### REQUEST
Filter the lines below, copying only those with the string "forceps".

### INPUT RECORDS
──────

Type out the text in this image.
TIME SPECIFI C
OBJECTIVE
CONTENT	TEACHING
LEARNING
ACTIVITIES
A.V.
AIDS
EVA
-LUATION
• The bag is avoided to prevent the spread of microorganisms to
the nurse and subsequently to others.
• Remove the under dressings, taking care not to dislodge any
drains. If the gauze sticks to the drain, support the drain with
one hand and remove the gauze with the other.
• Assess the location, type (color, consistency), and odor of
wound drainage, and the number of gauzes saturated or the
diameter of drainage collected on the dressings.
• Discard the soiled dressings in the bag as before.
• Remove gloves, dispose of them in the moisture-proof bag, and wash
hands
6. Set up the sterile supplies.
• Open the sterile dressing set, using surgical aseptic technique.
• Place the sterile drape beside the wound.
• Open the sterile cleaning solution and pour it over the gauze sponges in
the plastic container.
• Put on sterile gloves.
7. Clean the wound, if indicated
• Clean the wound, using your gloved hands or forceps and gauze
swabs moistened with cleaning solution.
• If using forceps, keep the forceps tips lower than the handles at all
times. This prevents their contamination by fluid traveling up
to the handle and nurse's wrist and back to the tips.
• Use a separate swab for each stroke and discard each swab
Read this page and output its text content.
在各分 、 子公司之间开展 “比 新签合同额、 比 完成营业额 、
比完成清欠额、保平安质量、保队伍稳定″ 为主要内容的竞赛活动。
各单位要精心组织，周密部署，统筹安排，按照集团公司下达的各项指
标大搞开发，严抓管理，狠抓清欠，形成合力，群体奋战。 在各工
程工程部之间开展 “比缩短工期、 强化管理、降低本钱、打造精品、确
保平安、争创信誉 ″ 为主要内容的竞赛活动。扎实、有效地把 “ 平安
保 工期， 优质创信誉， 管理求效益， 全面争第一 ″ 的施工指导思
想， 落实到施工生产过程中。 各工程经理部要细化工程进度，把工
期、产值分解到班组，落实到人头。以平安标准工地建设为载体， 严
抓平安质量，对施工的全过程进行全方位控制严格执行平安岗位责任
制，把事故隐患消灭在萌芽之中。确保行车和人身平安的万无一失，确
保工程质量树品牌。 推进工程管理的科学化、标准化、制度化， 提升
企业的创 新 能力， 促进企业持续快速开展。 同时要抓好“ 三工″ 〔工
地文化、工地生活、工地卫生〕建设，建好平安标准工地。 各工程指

──────

### SOLUTION FOR THIS TASK
• Clean the wound, using your gloved hands or forceps and gauze
• If using forceps, keep the forceps tips lower than the handles at all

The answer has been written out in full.